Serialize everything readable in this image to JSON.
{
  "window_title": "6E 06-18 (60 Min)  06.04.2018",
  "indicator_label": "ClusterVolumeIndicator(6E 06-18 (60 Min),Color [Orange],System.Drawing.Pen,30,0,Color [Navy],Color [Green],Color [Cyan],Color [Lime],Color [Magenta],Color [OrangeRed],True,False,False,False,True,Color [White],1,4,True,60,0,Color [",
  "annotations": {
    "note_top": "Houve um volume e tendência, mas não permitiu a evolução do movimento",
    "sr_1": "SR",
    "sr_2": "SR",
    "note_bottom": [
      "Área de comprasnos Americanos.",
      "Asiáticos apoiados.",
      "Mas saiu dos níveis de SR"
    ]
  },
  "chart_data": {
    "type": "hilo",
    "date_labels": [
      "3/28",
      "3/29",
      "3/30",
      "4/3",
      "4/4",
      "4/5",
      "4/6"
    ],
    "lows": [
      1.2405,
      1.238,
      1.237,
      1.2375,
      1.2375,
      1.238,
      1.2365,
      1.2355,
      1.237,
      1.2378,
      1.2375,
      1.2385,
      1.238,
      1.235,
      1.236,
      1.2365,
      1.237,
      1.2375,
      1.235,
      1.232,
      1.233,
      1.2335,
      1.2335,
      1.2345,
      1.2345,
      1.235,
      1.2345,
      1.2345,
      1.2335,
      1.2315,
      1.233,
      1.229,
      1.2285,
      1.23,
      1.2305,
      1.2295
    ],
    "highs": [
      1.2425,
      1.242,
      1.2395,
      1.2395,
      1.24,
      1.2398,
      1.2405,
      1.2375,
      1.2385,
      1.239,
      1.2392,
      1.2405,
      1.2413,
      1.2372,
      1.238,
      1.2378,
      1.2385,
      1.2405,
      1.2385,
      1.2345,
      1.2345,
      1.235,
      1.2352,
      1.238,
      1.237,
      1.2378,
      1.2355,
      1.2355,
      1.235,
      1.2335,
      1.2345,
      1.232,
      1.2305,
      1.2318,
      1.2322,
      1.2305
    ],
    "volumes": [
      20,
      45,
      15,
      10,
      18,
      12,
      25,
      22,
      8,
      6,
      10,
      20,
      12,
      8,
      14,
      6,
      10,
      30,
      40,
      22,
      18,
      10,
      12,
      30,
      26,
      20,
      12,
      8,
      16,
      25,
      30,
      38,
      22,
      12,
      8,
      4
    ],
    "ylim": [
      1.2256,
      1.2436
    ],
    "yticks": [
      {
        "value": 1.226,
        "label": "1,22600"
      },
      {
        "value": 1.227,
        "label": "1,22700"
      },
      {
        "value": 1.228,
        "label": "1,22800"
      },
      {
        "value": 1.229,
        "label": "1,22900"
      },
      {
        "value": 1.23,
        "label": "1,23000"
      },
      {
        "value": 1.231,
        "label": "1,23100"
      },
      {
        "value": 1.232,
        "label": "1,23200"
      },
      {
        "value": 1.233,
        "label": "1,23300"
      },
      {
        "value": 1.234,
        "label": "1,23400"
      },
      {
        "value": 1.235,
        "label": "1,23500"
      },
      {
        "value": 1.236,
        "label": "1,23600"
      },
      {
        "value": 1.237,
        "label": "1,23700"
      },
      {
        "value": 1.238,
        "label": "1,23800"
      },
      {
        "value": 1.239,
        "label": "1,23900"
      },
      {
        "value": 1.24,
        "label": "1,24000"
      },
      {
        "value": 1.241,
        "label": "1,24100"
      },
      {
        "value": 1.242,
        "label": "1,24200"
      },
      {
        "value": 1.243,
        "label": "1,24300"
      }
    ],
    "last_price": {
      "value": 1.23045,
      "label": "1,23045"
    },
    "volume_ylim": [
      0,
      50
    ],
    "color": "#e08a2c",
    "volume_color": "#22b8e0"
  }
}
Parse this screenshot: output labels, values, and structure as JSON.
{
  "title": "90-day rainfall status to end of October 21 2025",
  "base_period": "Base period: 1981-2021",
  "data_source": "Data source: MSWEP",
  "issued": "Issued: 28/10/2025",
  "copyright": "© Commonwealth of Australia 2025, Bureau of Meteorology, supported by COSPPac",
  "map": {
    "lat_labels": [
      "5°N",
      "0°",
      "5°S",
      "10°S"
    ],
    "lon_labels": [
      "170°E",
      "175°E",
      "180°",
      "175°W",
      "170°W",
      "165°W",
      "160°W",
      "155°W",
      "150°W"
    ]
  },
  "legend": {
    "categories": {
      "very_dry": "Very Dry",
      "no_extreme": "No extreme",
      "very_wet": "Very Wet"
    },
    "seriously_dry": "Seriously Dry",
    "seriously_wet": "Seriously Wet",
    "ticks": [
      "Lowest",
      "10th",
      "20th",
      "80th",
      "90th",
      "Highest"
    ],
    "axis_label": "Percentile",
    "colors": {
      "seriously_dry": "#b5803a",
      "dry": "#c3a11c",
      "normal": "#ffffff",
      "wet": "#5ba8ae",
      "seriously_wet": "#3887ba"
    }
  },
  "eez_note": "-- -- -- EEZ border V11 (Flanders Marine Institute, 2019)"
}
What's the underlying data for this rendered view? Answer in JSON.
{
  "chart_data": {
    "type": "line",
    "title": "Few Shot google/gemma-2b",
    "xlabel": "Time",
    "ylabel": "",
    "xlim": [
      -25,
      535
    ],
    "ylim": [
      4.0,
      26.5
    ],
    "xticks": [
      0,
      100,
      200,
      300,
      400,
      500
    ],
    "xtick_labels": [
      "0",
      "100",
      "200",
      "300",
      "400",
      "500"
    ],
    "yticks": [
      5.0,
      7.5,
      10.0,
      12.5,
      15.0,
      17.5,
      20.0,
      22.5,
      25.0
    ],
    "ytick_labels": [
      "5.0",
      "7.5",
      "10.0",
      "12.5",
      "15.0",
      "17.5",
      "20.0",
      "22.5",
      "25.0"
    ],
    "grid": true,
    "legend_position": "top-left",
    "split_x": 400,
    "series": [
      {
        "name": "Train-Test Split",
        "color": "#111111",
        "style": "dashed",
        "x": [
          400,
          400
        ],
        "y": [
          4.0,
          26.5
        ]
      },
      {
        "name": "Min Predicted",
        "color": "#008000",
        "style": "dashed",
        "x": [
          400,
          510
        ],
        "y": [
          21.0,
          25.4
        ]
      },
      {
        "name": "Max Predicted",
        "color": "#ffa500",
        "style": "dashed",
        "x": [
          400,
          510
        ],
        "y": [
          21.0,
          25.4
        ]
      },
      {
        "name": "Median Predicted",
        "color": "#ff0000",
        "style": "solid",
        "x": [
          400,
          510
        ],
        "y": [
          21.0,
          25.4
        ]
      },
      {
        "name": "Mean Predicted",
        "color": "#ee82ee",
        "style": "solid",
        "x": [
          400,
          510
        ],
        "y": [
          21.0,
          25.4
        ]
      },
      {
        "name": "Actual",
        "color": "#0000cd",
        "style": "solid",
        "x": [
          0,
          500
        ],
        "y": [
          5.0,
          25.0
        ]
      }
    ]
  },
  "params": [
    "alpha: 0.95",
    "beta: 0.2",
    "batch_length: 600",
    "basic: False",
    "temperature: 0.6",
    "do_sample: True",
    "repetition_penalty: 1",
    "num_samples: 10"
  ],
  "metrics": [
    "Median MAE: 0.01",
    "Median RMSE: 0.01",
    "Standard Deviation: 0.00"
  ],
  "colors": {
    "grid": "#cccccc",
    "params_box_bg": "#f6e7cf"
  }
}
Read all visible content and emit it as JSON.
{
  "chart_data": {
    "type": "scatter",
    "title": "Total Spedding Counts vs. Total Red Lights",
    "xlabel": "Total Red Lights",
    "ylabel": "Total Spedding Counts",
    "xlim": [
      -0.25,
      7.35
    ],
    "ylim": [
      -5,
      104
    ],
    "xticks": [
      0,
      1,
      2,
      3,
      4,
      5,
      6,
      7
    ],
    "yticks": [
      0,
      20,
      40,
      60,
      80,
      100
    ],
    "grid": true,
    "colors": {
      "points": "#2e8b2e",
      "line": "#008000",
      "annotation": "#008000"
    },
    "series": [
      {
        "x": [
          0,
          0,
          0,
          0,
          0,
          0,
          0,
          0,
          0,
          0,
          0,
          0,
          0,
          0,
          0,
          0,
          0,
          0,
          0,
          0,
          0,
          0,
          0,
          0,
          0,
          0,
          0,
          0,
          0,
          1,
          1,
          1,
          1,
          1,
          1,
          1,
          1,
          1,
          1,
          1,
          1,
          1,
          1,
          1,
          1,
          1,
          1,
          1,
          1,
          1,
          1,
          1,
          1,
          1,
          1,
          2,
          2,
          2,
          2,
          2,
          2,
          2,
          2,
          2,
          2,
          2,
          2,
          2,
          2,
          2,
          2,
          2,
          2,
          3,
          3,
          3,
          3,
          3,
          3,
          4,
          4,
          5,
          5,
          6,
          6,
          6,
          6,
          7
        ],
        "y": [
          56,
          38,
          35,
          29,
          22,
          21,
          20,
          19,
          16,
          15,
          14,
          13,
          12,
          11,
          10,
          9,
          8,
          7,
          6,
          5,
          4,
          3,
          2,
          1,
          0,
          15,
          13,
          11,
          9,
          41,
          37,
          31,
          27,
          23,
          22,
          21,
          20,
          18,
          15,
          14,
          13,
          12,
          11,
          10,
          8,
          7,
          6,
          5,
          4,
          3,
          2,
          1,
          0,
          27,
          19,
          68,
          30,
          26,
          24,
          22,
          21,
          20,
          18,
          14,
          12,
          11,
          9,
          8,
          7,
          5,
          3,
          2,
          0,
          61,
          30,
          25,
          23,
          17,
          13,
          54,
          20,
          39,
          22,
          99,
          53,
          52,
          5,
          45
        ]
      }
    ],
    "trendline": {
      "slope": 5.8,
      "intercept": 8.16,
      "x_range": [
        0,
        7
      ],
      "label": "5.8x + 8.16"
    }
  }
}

**********

_Task prompt:_ Filter the listing above by the word "Predicted"; copy each line that passes.

_Answer to this problem:_
        "name": "Min Predicted",
        "name": "Max Predicted",
        "name": "Median Predicted",
        "name": "Mean Predicted",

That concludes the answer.